SUPPLIED RECORDS -

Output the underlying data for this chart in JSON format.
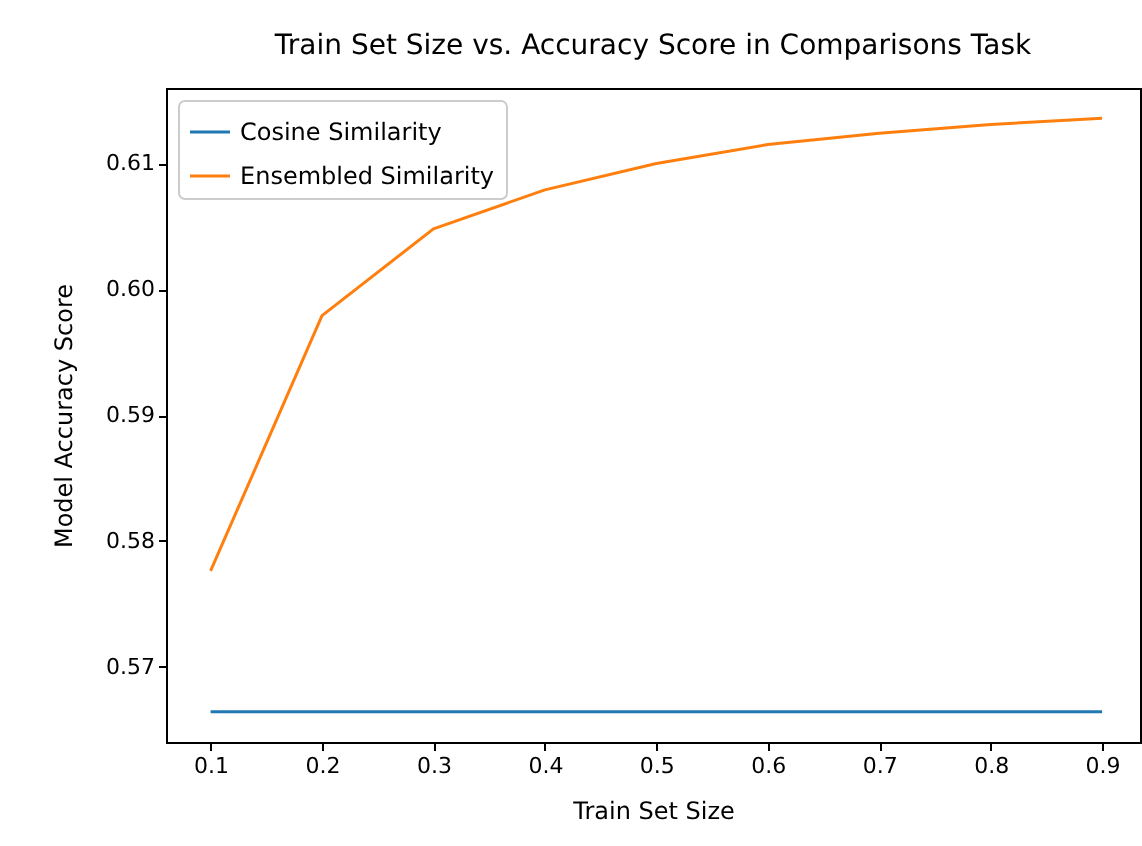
{
  "chart_data": {
    "type": "line",
    "title": "Train Set Size vs. Accuracy Score in Comparisons Task",
    "xlabel": "Train Set Size",
    "ylabel": "Model Accuracy Score",
    "x": [
      0.1,
      0.2,
      0.3,
      0.4,
      0.5,
      0.6,
      0.7,
      0.8,
      0.9
    ],
    "series": [
      {
        "name": "Cosine Similarity",
        "color": "#1f77b4",
        "values": [
          0.5664,
          0.5664,
          0.5664,
          0.5664,
          0.5664,
          0.5664,
          0.5664,
          0.5664,
          0.5664
        ]
      },
      {
        "name": "Ensembled Similarity",
        "color": "#ff7f0e",
        "values": [
          0.5776,
          0.5979,
          0.6048,
          0.6079,
          0.61,
          0.6115,
          0.6124,
          0.6131,
          0.6136
        ]
      }
    ],
    "xlim": [
      0.06,
      0.934
    ],
    "xticks": [
      0.1,
      0.2,
      0.3,
      0.4,
      0.5,
      0.6,
      0.7,
      0.8,
      0.9
    ],
    "ylim": [
      0.564,
      0.616
    ],
    "yticks": [
      0.57,
      0.58,
      0.59,
      {
        "value": 0.6,
        "label": "0.60"
      },
      0.61
    ],
    "grid": false,
    "legend": "top left",
    "marker": "none",
    "line_style": "solid"
  }
}
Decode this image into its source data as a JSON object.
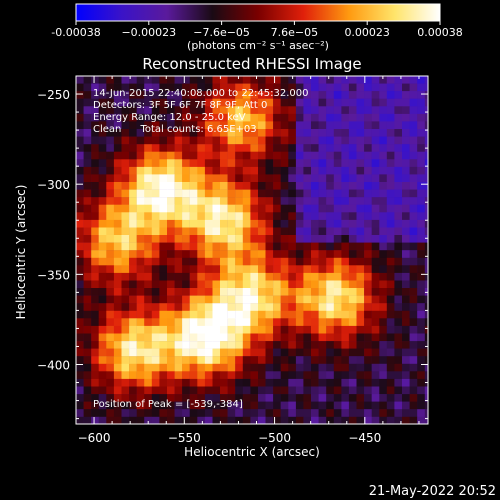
{
  "chart_data": {
    "type": "heatmap",
    "title": "Reconstructed RHESSI Image",
    "xlabel": "Heliocentric X (arcsec)",
    "ylabel": "Heliocentric Y (arcsec)",
    "xlim": [
      -610,
      -415
    ],
    "ylim": [
      -433,
      -240
    ],
    "xticks": [
      -600,
      -550,
      -500,
      -450
    ],
    "yticks": [
      -250,
      -300,
      -350,
      -400
    ],
    "xtick_labels": [
      "−600",
      "−550",
      "−500",
      "−450"
    ],
    "ytick_labels": [
      "−250",
      "−300",
      "−350",
      "−400"
    ],
    "colorbar": {
      "range": [
        -0.00038,
        0.00038
      ],
      "tick_labels": [
        "-0.00038",
        "−0.00023",
        "−7.6e−05",
        "7.6e−05",
        "0.00023",
        "0.00038"
      ],
      "unit_label": "(photons cm⁻² s⁻¹ asec⁻²)",
      "colors": [
        "#0000ff",
        "#3a13c8",
        "#5a1a9c",
        "#1a0a14",
        "#7a0000",
        "#e0200a",
        "#ff9a10",
        "#ffe46a",
        "#ffffff"
      ]
    },
    "annotations": [
      "14-Jun-2015 22:40:08.000 to 22:45:32.000",
      "Detectors: 3F 5F 6F 7F 8F 9F, Att 0",
      "Energy Range: 12.0 - 25.0 keV",
      "Clean      Total counts: 6.65E+03"
    ],
    "peak_label": "Position of Peak = [-539,-384]",
    "peak": [
      -539,
      -384
    ],
    "sources": [
      {
        "x": -565,
        "y": -300,
        "value": 0.00036
      },
      {
        "x": -540,
        "y": -383,
        "value": 0.00038
      },
      {
        "x": -580,
        "y": -390,
        "value": 0.0003
      },
      {
        "x": -530,
        "y": -318,
        "value": 0.00031
      },
      {
        "x": -515,
        "y": -360,
        "value": 0.00029
      },
      {
        "x": -468,
        "y": -361,
        "value": 0.00031
      },
      {
        "x": -520,
        "y": -262,
        "value": 0.00024
      },
      {
        "x": -590,
        "y": -330,
        "value": 0.00024
      }
    ]
  },
  "footer": {
    "date": "21-May-2022 20:52"
  }
}
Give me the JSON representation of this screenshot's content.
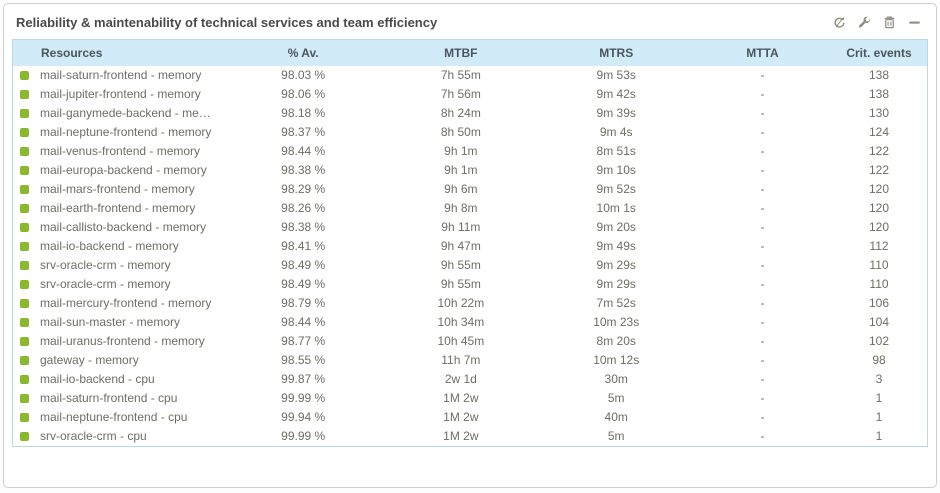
{
  "panel": {
    "title": "Reliability & maintenability of technical services and team efficiency"
  },
  "toolbar": {
    "icons": [
      "refresh-icon",
      "wrench-icon",
      "trash-icon",
      "minimize-icon"
    ]
  },
  "table": {
    "columns": [
      "Resources",
      "% Av.",
      "MTBF",
      "MTRS",
      "MTTA",
      "Crit. events"
    ],
    "rows": [
      {
        "resource": "mail-saturn-frontend - memory",
        "availability": "98.03 %",
        "mtbf": "7h 55m",
        "mtrs": "9m 53s",
        "mtta": "-",
        "crit_events": "138"
      },
      {
        "resource": "mail-jupiter-frontend - memory",
        "availability": "98.06 %",
        "mtbf": "7h 56m",
        "mtrs": "9m 42s",
        "mtta": "-",
        "crit_events": "138"
      },
      {
        "resource": "mail-ganymede-backend - memory",
        "availability": "98.18 %",
        "mtbf": "8h 24m",
        "mtrs": "9m 39s",
        "mtta": "-",
        "crit_events": "130"
      },
      {
        "resource": "mail-neptune-frontend - memory",
        "availability": "98.37 %",
        "mtbf": "8h 50m",
        "mtrs": "9m 4s",
        "mtta": "-",
        "crit_events": "124"
      },
      {
        "resource": "mail-venus-frontend - memory",
        "availability": "98.44 %",
        "mtbf": "9h 1m",
        "mtrs": "8m 51s",
        "mtta": "-",
        "crit_events": "122"
      },
      {
        "resource": "mail-europa-backend - memory",
        "availability": "98.38 %",
        "mtbf": "9h 1m",
        "mtrs": "9m 10s",
        "mtta": "-",
        "crit_events": "122"
      },
      {
        "resource": "mail-mars-frontend - memory",
        "availability": "98.29 %",
        "mtbf": "9h 6m",
        "mtrs": "9m 52s",
        "mtta": "-",
        "crit_events": "120"
      },
      {
        "resource": "mail-earth-frontend - memory",
        "availability": "98.26 %",
        "mtbf": "9h 8m",
        "mtrs": "10m 1s",
        "mtta": "-",
        "crit_events": "120"
      },
      {
        "resource": "mail-callisto-backend - memory",
        "availability": "98.38 %",
        "mtbf": "9h 11m",
        "mtrs": "9m 20s",
        "mtta": "-",
        "crit_events": "120"
      },
      {
        "resource": "mail-io-backend - memory",
        "availability": "98.41 %",
        "mtbf": "9h 47m",
        "mtrs": "9m 49s",
        "mtta": "-",
        "crit_events": "112"
      },
      {
        "resource": "srv-oracle-crm - memory",
        "availability": "98.49 %",
        "mtbf": "9h 55m",
        "mtrs": "9m 29s",
        "mtta": "-",
        "crit_events": "110"
      },
      {
        "resource": "srv-oracle-crm - memory",
        "availability": "98.49 %",
        "mtbf": "9h 55m",
        "mtrs": "9m 29s",
        "mtta": "-",
        "crit_events": "110"
      },
      {
        "resource": "mail-mercury-frontend - memory",
        "availability": "98.79 %",
        "mtbf": "10h 22m",
        "mtrs": "7m 52s",
        "mtta": "-",
        "crit_events": "106"
      },
      {
        "resource": "mail-sun-master - memory",
        "availability": "98.44 %",
        "mtbf": "10h 34m",
        "mtrs": "10m 23s",
        "mtta": "-",
        "crit_events": "104"
      },
      {
        "resource": "mail-uranus-frontend - memory",
        "availability": "98.77 %",
        "mtbf": "10h 45m",
        "mtrs": "8m 20s",
        "mtta": "-",
        "crit_events": "102"
      },
      {
        "resource": "gateway - memory",
        "availability": "98.55 %",
        "mtbf": "11h 7m",
        "mtrs": "10m 12s",
        "mtta": "-",
        "crit_events": "98"
      },
      {
        "resource": "mail-io-backend - cpu",
        "availability": "99.87 %",
        "mtbf": "2w 1d",
        "mtrs": "30m",
        "mtta": "-",
        "crit_events": "3"
      },
      {
        "resource": "mail-saturn-frontend - cpu",
        "availability": "99.99 %",
        "mtbf": "1M 2w",
        "mtrs": "5m",
        "mtta": "-",
        "crit_events": "1"
      },
      {
        "resource": "mail-neptune-frontend - cpu",
        "availability": "99.94 %",
        "mtbf": "1M 2w",
        "mtrs": "40m",
        "mtta": "-",
        "crit_events": "1"
      },
      {
        "resource": "srv-oracle-crm - cpu",
        "availability": "99.99 %",
        "mtbf": "1M 2w",
        "mtrs": "5m",
        "mtta": "-",
        "crit_events": "1"
      }
    ]
  },
  "colors": {
    "status_ok_green": "#8ab92e",
    "header_bg": "#d2ebf8",
    "table_border": "#b9d8e9",
    "title_text": "#4a4a4a",
    "body_text": "#6e6e64",
    "icon_gray": "#8f8d80"
  }
}
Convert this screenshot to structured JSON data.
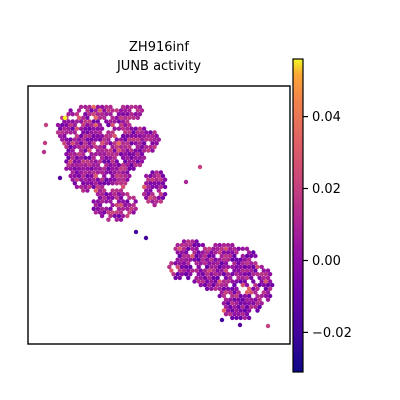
{
  "chart_data": {
    "type": "scatter",
    "title_line1": "ZH916inf",
    "title_line2": "JUNB activity",
    "xlabel": "",
    "ylabel": "",
    "axis_ticks_visible": false,
    "colorbar": {
      "colormap": "plasma",
      "range": [
        -0.031,
        0.056
      ],
      "ticks": [
        -0.02,
        0.0,
        0.02,
        0.04
      ],
      "tick_labels": [
        "−0.02",
        "0.00",
        "0.02",
        "0.04"
      ]
    },
    "clusters": [
      {
        "name": "upper-left tissue region",
        "center": [
          0.33,
          0.64
        ],
        "mean_value": 0.006
      },
      {
        "name": "lower-right tissue region",
        "center": [
          0.77,
          0.28
        ],
        "mean_value": 0.003
      }
    ],
    "colors": {
      "frame": "#000000",
      "background": "#ffffff"
    }
  }
}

EXERCISE BRIEF -
Gather each line in these records that contains the string "Accuracy".

SOLUTION TO THIS PROBLEM -
    "title": "Train Set Size vs. Accuracy Score in Comparisons Task",
    "ylabel": "Model Accuracy Score",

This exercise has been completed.